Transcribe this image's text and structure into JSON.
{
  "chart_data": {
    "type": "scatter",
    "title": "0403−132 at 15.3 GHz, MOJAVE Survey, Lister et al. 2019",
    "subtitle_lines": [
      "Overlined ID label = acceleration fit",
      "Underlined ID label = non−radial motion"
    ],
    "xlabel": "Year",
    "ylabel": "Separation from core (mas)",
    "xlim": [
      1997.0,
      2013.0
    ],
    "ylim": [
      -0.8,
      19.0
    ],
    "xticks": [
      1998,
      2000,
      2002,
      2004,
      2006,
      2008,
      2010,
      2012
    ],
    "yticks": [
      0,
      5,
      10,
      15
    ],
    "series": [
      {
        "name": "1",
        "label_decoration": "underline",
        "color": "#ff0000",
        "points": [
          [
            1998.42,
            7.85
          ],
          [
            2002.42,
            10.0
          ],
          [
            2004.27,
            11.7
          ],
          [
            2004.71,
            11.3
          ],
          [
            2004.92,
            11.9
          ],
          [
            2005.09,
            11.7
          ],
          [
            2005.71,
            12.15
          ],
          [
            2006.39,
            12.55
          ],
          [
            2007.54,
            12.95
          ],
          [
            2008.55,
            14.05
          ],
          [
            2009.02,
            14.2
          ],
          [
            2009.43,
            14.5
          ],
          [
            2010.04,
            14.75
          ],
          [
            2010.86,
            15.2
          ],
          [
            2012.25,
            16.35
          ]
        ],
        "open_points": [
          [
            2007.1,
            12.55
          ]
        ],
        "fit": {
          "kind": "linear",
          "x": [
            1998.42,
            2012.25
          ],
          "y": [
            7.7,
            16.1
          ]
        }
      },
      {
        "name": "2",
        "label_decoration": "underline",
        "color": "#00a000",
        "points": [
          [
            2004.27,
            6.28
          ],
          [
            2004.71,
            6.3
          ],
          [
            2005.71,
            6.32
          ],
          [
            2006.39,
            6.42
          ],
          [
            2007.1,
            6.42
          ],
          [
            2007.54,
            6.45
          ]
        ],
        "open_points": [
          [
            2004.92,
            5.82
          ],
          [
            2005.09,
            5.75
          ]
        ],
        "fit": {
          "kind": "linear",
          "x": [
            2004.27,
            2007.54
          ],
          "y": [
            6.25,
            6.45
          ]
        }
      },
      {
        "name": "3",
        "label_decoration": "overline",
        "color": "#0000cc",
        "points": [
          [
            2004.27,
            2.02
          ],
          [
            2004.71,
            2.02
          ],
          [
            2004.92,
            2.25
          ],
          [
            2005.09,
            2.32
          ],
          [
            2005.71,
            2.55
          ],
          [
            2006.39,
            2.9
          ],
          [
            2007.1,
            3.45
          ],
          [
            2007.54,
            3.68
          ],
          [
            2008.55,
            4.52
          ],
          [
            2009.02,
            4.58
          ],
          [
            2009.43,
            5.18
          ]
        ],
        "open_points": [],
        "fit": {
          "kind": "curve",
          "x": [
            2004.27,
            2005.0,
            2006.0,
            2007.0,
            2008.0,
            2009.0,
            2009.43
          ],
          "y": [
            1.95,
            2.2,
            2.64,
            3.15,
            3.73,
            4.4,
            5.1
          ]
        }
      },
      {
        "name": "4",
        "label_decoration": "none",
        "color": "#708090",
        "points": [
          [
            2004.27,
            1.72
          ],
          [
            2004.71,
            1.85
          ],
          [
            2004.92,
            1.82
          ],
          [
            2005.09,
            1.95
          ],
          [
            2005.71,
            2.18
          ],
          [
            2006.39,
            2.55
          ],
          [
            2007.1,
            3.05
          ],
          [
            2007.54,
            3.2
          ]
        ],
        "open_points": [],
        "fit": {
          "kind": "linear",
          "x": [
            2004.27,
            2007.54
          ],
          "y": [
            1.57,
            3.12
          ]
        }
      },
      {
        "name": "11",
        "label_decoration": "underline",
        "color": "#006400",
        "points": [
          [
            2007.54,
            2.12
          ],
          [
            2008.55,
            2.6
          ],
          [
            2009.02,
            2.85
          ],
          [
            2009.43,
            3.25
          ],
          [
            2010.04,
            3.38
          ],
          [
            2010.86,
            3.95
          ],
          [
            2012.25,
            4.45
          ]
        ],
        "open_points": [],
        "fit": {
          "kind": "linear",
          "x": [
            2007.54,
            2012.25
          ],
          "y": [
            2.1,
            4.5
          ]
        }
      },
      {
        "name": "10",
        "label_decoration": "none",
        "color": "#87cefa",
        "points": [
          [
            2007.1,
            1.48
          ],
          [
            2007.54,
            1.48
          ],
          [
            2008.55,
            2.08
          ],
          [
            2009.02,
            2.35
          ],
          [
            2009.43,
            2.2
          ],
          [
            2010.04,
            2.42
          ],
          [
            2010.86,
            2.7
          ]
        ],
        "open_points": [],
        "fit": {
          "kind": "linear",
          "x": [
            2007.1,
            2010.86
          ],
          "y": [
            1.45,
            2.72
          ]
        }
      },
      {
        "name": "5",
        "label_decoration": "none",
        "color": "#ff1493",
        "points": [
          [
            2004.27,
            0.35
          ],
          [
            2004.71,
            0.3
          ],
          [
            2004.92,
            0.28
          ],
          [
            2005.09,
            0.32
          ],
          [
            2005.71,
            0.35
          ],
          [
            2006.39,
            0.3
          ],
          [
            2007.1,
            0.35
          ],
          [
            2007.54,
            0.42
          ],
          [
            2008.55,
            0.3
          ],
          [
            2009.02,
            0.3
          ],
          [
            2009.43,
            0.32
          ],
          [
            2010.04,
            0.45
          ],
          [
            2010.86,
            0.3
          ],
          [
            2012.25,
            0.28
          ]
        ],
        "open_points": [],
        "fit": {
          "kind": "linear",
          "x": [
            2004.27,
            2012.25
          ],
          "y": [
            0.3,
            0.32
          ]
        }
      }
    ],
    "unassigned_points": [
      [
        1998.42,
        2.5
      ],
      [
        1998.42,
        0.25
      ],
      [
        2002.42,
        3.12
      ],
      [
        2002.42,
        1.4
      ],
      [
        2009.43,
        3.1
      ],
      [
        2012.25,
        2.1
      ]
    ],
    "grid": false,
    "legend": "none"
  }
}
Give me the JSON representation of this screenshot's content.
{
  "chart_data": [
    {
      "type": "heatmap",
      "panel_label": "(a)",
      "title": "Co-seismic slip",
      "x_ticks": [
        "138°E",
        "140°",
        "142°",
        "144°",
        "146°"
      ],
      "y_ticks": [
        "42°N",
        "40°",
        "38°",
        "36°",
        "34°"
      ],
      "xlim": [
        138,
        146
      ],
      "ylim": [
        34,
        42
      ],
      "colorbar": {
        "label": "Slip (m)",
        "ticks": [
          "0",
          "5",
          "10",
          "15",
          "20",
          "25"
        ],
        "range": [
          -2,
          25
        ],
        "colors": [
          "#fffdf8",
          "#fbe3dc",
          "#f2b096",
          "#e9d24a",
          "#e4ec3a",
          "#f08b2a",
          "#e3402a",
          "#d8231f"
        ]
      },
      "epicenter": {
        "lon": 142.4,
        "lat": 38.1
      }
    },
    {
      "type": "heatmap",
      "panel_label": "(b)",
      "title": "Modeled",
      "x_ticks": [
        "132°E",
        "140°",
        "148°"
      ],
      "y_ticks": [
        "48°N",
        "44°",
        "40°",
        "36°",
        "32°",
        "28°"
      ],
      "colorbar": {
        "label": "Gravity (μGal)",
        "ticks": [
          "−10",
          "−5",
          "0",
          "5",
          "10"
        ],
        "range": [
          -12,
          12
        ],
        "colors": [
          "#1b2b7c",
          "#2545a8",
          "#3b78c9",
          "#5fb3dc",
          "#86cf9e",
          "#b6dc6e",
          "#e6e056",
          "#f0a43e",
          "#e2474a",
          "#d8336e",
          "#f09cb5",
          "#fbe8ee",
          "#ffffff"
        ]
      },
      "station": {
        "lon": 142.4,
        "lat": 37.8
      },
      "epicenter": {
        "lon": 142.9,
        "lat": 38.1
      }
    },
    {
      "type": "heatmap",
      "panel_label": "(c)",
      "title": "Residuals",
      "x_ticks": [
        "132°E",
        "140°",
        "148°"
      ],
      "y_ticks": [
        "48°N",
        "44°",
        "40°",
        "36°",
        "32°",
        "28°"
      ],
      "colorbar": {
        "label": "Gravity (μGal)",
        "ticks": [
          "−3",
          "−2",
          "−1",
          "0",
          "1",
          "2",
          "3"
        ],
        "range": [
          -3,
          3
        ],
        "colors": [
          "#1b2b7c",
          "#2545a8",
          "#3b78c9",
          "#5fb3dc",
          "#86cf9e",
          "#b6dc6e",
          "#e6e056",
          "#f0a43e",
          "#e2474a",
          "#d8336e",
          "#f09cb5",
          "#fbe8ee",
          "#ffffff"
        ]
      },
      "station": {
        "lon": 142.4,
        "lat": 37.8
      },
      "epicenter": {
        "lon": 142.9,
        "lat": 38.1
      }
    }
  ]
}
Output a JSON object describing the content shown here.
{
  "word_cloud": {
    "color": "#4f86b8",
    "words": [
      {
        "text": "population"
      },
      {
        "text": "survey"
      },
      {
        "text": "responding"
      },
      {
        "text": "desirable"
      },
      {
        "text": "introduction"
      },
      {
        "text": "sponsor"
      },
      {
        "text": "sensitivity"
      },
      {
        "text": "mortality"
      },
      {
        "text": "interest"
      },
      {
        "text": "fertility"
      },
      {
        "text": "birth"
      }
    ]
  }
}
• • • • •
▶ _Task to carry out_: How many of the lines above hold the word "name"? Give only that number.

▶ _Task solution_: 7